Produce a word-for-word copy of the listing below without its pictures.

▬▬▬▬▬▬▬▬▬▬

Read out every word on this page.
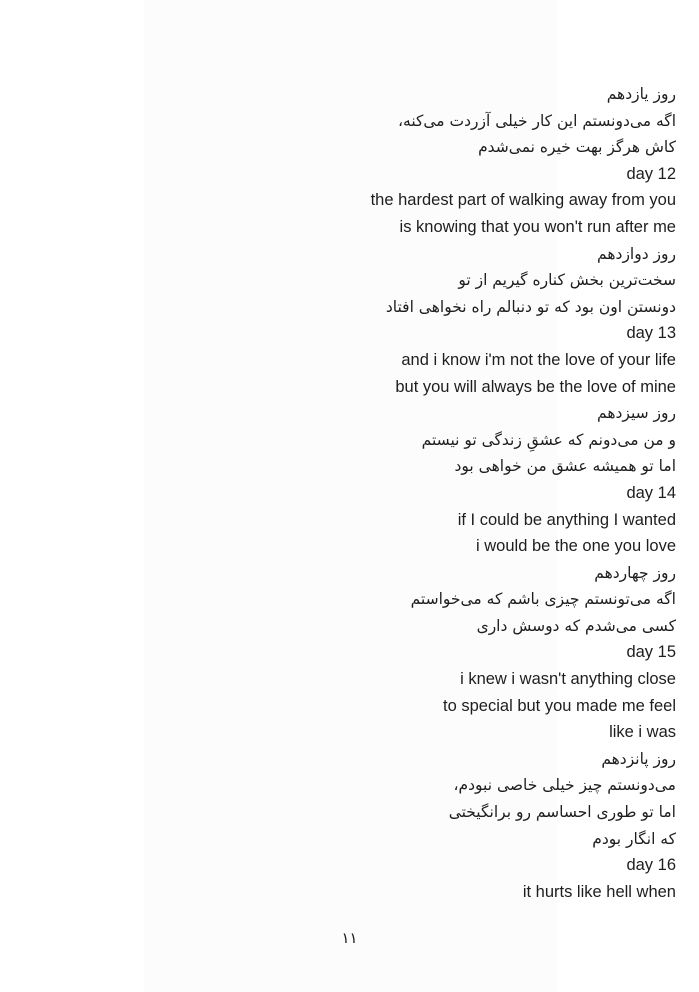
روز یازدهم
اگه می‌دونستم این کار خیلی آزردت می‌کنه،
کاش هرگز بهت خیره نمی‌شدم
day 12
the hardest part of walking away from you
is knowing that you won't run after me
روز دوازدهم
سخت‌ترین بخش کناره گیریم از تو
دونستن اون بود که تو دنبالم راه نخواهی افتاد
day 13
and i know i'm not the love of your life
but you will always be the love of mine
روز سیزدهم
و من می‌دونم که عشقِ زندگی تو نیستم
اما تو همیشه عشق من خواهی بود
day 14
if I could be anything I wanted
i would be the one you love
روز چهاردهم
اگه می‌تونستم چیزی باشم که می‌خواستم
کسی می‌شدم که دوسش داری
day 15
i knew i wasn't anything close
to special but you made me feel
like i was
روز پانزدهم
می‌دونستم چیز خیلی خاصی نبودم،
اما تو طوری احساسم رو برانگیختی
که انگار بودم
day 16
it hurts like hell when
۱۱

▬▬▬▬▬▬▬▬▬▬

- [OUTPUT FOR THIS EXERCISE]:
Read out every word on this page.
روز یازدهم
اگه می‌دونستم این کار خیلی آزردت می‌کنه،
کاش هرگز بهت خیره نمی‌شدم
day 12
the hardest part of walking away from you
is knowing that you won't run after me
روز دوازدهم
سخت‌ترین بخش کناره گیریم از تو
دونستن اون بود که تو دنبالم راه نخواهی افتاد
day 13
and i know i'm not the love of your life
but you will always be the love of mine
روز سیزدهم
و من می‌دونم که عشقِ زندگی تو نیستم
اما تو همیشه عشق من خواهی بود
day 14
if I could be anything I wanted
i would be the one you love
روز چهاردهم
اگه می‌تونستم چیزی باشم که می‌خواستم
کسی می‌شدم که دوسش داری
day 15
i knew i wasn't anything close
to special but you made me feel
like i was
روز پانزدهم
می‌دونستم چیز خیلی خاصی نبودم،
اما تو طوری احساسم رو برانگیختی
که انگار بودم
day 16
it hurts like hell when
۱۱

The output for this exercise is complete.